═════ The input

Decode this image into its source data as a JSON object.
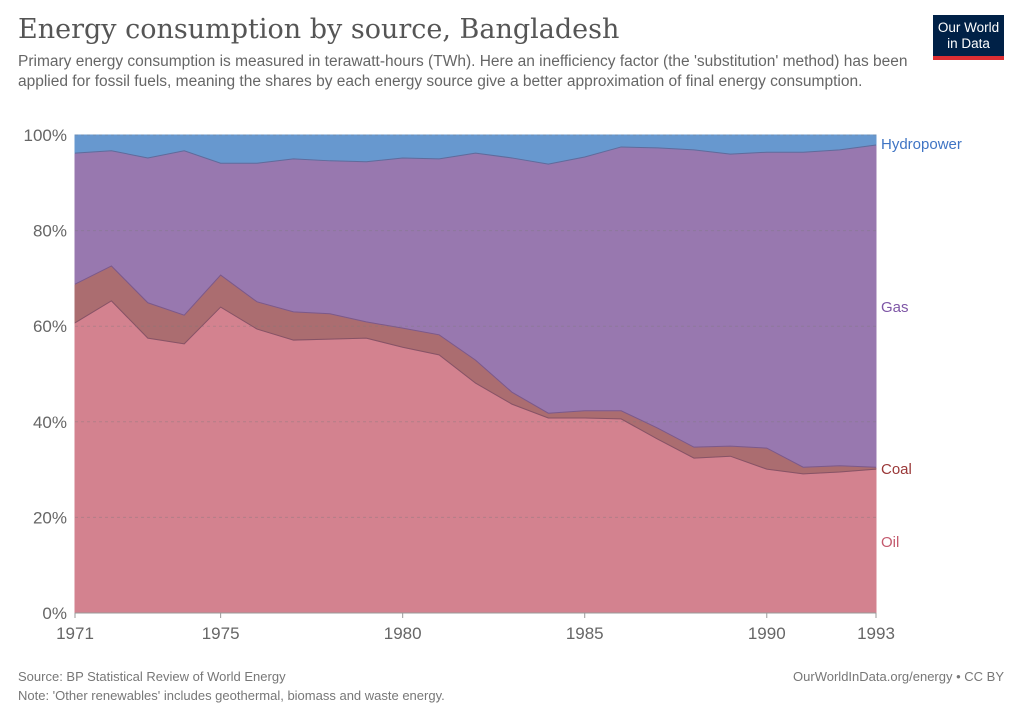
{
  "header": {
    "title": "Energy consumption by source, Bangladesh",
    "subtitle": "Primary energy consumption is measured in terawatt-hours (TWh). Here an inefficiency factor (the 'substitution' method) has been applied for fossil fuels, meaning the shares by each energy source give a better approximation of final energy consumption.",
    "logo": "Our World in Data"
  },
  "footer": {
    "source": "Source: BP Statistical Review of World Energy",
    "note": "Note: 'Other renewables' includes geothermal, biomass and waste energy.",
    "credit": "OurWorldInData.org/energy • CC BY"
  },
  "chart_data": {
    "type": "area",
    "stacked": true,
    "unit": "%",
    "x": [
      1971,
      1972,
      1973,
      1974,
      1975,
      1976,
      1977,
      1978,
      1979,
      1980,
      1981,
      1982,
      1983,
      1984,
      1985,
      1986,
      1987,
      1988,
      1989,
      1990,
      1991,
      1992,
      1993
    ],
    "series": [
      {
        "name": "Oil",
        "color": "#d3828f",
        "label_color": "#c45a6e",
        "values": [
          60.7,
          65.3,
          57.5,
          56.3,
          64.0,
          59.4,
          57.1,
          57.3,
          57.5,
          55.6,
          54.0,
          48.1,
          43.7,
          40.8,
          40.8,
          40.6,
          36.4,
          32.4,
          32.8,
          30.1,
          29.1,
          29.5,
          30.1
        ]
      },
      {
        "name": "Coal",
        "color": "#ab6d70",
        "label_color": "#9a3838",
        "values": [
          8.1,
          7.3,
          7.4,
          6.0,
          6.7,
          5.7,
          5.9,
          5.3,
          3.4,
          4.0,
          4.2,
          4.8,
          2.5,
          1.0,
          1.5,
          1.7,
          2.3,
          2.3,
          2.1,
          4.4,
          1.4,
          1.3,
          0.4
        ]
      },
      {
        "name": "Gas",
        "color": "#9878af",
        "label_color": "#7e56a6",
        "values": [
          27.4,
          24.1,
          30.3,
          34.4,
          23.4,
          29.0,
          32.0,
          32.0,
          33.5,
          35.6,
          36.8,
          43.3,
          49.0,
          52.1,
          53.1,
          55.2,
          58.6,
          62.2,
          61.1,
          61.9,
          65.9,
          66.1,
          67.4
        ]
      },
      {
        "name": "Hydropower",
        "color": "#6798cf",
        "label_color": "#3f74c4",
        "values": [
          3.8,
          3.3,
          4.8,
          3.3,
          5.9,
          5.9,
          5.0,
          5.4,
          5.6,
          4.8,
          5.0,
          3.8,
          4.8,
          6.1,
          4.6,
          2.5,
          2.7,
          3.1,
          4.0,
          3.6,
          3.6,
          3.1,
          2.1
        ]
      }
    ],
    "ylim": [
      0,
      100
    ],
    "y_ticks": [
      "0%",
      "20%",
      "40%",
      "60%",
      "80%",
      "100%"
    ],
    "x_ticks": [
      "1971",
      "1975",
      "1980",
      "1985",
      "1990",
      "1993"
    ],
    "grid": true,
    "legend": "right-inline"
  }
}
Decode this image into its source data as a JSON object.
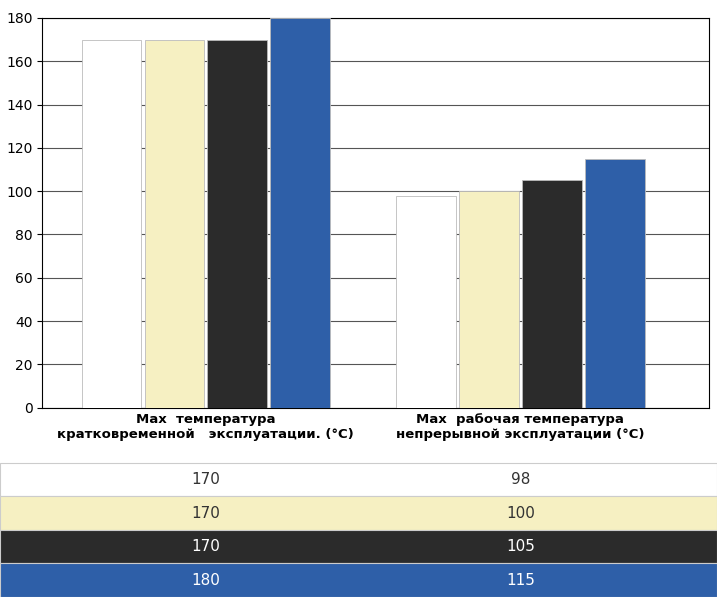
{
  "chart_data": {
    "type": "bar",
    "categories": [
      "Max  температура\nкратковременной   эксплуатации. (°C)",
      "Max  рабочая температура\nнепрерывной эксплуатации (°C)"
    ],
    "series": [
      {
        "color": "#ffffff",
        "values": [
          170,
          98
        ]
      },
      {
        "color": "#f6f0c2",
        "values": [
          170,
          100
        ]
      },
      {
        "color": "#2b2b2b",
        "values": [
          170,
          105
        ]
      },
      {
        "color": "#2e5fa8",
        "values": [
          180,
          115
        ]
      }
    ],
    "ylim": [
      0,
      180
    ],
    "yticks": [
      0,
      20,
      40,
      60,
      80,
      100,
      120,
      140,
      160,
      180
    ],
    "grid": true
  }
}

══════════

_Direction_
Write every record out again exactly; no pictures belong in the copy.

_Reply_
Decode this image into its source data as a JSON object.
{
  "header": {
    "title": "Energy consumption by source, Bangladesh",
    "subtitle": "Primary energy consumption is measured in terawatt-hours (TWh). Here an inefficiency factor (the 'substitution' method) has been applied for fossil fuels, meaning the shares by each energy source give a better approximation of final energy consumption.",
    "logo": "Our World in Data"
  },
  "footer": {
    "source": "Source: BP Statistical Review of World Energy",
    "note": "Note: 'Other renewables' includes geothermal, biomass and waste energy.",
    "credit": "OurWorldInData.org/energy • CC BY"
  },
  "chart_data": {
    "type": "area",
    "stacked": true,
    "unit": "%",
    "x": [
      1971,
      1972,
      1973,
      1974,
      1975,
      1976,
      1977,
      1978,
      1979,
      1980,
      1981,
      1982,
      1983,
      1984,
      1985,
      1986,
      1987,
      1988,
      1989,
      1990,
      1991,
      1992,
      1993
    ],
    "series": [
      {
        "name": "Oil",
        "color": "#d3828f",
        "label_color": "#c45a6e",
        "values": [
          60.7,
          65.3,
          57.5,
          56.3,
          64.0,
          59.4,
          57.1,
          57.3,
          57.5,
          55.6,
          54.0,
          48.1,
          43.7,
          40.8,
          40.8,
          40.6,
          36.4,
          32.4,
          32.8,
          30.1,
          29.1,
          29.5,
          30.1
        ]
      },
      {
        "name": "Coal",
        "color": "#ab6d70",
        "label_color": "#9a3838",
        "values": [
          8.1,
          7.3,
          7.4,
          6.0,
          6.7,
          5.7,
          5.9,
          5.3,
          3.4,
          4.0,
          4.2,
          4.8,
          2.5,
          1.0,
          1.5,
          1.7,
          2.3,
          2.3,
          2.1,
          4.4,
          1.4,
          1.3,
          0.4
        ]
      },
      {
        "name": "Gas",
        "color": "#9878af",
        "label_color": "#7e56a6",
        "values": [
          27.4,
          24.1,
          30.3,
          34.4,
          23.4,
          29.0,
          32.0,
          32.0,
          33.5,
          35.6,
          36.8,
          43.3,
          49.0,
          52.1,
          53.1,
          55.2,
          58.6,
          62.2,
          61.1,
          61.9,
          65.9,
          66.1,
          67.4
        ]
      },
      {
        "name": "Hydropower",
        "color": "#6798cf",
        "label_color": "#3f74c4",
        "values": [
          3.8,
          3.3,
          4.8,
          3.3,
          5.9,
          5.9,
          5.0,
          5.4,
          5.6,
          4.8,
          5.0,
          3.8,
          4.8,
          6.1,
          4.6,
          2.5,
          2.7,
          3.1,
          4.0,
          3.6,
          3.6,
          3.1,
          2.1
        ]
      }
    ],
    "ylim": [
      0,
      100
    ],
    "y_ticks": [
      "0%",
      "20%",
      "40%",
      "60%",
      "80%",
      "100%"
    ],
    "x_ticks": [
      "1971",
      "1975",
      "1980",
      "1985",
      "1990",
      "1993"
    ],
    "grid": true,
    "legend": "right-inline"
  }
}
Decode this image into its source data as a JSON object.
{
  "chart_data": {
    "type": "bar",
    "categories": [
      "Max  температура\nкратковременной   эксплуатации. (°C)",
      "Max  рабочая температура\nнепрерывной эксплуатации (°C)"
    ],
    "series": [
      {
        "color": "#ffffff",
        "values": [
          170,
          98
        ]
      },
      {
        "color": "#f6f0c2",
        "values": [
          170,
          100
        ]
      },
      {
        "color": "#2b2b2b",
        "values": [
          170,
          105
        ]
      },
      {
        "color": "#2e5fa8",
        "values": [
          180,
          115
        ]
      }
    ],
    "ylim": [
      0,
      180
    ],
    "yticks": [
      0,
      20,
      40,
      60,
      80,
      100,
      120,
      140,
      160,
      180
    ],
    "grid": true
  }
}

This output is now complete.